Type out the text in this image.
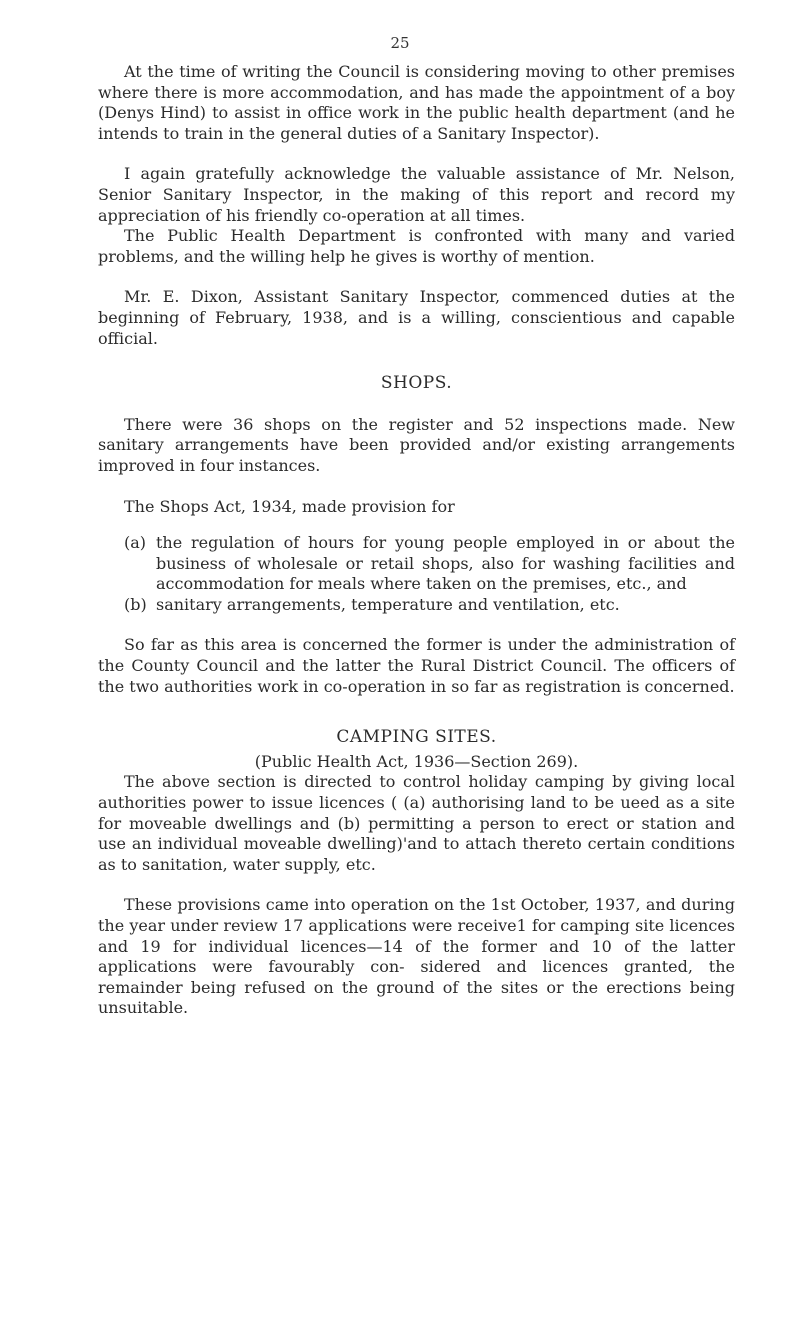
25

At the time of writing the Council is considering moving to other premises where there is more accommodation, and has made the appointment of a boy (Denys Hind) to assist in office work in the public health department (and he intends to train in the general duties of a Sanitary Inspector).

I again gratefully acknowledge the valuable assistance of Mr. Nelson, Senior Sanitary Inspector, in the making of this report and record my appreciation of his friendly co-operation at all times.

The Public Health Department is confronted with many and varied problems, and the willing help he gives is worthy of mention.

Mr. E. Dixon, Assistant Sanitary Inspector, commenced duties at the beginning of February, 1938, and is a willing, conscientious and capable official.

SHOPS.

There were 36 shops on the register and 52 inspections made. New sanitary arrangements have been provided and/or existing arrangements improved in four instances.

The Shops Act, 1934, made provision for

(a) the regulation of hours for young people employed in or about the business of wholesale or retail shops, also for washing facilities and accommodation for meals where taken on the premises, etc., and
(b) sanitary arrangements, temperature and ventilation, etc.

So far as this area is concerned the former is under the administration of the County Council and the latter the Rural District Council. The officers of the two authorities work in co-operation in so far as registration is concerned.

CAMPING SITES.
(Public Health Act, 1936—Section 269).

The above section is directed to control holiday camping by giving local authorities power to issue licences ( (a) authorising land to be ueed as a site for moveable dwellings and (b) permitting a person to erect or station and use an individual moveable dwelling)'and to attach thereto certain conditions as to sanitation, water supply, etc.

These provisions came into operation on the 1st October, 1937, and during the year under review 17 applications were receive1 for camping site licences and 19 for individual licences—14 of the former and 10 of the latter applications were favourably con- sidered and licences granted, the remainder being refused on the ground of the sites or the erections being unsuitable.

────────

_What the task asks_
Strip the images and reproduce the remaining records precisely.

_Exercise answer_
Type out the text in this image.
25

At the time of writing the Council is considering moving to other premises where there is more accommodation, and has made the appointment of a boy (Denys Hind) to assist in office work in the public health department (and he intends to train in the general duties of a Sanitary Inspector).

I again gratefully acknowledge the valuable assistance of Mr. Nelson, Senior Sanitary Inspector, in the making of this report and record my appreciation of his friendly co-operation at all times.

The Public Health Department is confronted with many and varied problems, and the willing help he gives is worthy of mention.

Mr. E. Dixon, Assistant Sanitary Inspector, commenced duties at the beginning of February, 1938, and is a willing, conscientious and capable official.

SHOPS.

There were 36 shops on the register and 52 inspections made. New sanitary arrangements have been provided and/or existing arrangements improved in four instances.

The Shops Act, 1934, made provision for

(a) the regulation of hours for young people employed in or about the business of wholesale or retail shops, also for washing facilities and accommodation for meals where taken on the premises, etc., and
(b) sanitary arrangements, temperature and ventilation, etc.

So far as this area is concerned the former is under the administration of the County Council and the latter the Rural District Council. The officers of the two authorities work in co-operation in so far as registration is concerned.

CAMPING SITES.
(Public Health Act, 1936—Section 269).

The above section is directed to control holiday camping by giving local authorities power to issue licences ( (a) authorising land to be ueed as a site for moveable dwellings and (b) permitting a person to erect or station and use an individual moveable dwelling)'and to attach thereto certain conditions as to sanitation, water supply, etc.

These provisions came into operation on the 1st October, 1937, and during the year under review 17 applications were receive1 for camping site licences and 19 for individual licences—14 of the former and 10 of the latter applications were favourably con- sidered and licences granted, the remainder being refused on the ground of the sites or the erections being unsuitable.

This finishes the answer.